§ **EXERCISE BRIEF**
Comb the records below for the string "JSON" and copy each line where it turns up.
++++++++++
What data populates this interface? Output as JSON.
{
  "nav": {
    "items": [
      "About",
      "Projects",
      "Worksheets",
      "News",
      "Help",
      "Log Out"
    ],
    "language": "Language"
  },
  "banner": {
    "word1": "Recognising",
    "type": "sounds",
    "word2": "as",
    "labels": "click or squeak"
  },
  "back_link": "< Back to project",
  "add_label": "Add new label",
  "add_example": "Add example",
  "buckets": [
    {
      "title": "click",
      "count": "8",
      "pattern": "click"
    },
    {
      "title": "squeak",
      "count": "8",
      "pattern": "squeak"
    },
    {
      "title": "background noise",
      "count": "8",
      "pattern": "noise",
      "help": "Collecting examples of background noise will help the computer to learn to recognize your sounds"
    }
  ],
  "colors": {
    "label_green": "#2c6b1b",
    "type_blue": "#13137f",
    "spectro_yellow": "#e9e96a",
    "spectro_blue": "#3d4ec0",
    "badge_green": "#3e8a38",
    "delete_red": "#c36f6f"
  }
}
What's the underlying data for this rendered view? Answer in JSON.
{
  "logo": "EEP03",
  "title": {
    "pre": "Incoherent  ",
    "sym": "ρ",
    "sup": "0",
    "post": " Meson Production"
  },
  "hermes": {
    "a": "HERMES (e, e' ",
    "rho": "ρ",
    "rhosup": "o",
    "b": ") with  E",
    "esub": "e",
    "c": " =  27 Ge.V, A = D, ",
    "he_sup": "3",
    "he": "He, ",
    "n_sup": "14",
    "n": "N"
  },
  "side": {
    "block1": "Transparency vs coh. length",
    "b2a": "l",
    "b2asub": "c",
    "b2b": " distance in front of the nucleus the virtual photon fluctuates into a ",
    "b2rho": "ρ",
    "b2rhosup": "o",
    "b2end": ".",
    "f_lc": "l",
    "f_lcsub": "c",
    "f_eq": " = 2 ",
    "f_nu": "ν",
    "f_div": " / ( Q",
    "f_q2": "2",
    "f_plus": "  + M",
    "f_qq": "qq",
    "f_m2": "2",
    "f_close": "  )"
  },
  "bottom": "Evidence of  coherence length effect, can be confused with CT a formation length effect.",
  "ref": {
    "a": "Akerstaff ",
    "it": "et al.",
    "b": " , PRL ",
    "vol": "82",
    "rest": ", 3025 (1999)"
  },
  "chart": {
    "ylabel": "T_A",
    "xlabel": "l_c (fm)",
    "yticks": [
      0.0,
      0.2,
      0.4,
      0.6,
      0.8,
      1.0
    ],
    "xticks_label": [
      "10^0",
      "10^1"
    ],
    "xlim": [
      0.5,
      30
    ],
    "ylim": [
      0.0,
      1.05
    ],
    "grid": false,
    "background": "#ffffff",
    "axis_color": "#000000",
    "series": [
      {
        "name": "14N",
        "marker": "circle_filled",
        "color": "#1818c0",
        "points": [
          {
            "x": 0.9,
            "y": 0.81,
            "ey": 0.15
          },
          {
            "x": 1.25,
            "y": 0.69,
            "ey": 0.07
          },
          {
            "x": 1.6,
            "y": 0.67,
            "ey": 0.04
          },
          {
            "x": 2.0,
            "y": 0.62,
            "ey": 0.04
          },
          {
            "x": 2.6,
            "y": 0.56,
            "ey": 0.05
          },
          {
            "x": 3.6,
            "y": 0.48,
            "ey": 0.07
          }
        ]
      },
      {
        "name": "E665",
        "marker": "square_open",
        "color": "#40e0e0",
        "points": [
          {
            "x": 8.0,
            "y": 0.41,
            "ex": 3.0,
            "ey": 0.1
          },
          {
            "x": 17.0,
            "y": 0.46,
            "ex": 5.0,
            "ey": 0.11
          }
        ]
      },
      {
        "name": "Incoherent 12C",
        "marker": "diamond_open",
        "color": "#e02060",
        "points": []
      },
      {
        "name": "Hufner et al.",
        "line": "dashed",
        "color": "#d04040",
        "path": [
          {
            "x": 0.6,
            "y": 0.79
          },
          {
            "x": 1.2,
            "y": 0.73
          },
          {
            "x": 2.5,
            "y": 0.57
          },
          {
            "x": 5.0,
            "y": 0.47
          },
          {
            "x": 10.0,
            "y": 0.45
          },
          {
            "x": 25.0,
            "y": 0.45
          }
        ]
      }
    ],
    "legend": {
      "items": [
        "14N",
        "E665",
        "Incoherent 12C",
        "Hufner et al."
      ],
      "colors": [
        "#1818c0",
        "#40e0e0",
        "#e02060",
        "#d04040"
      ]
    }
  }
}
++++++++++
§ **ANSWER TO THE EXERCISE**
What data populates this interface? Output as JSON.
What's the underlying data for this rendered view? Answer in JSON.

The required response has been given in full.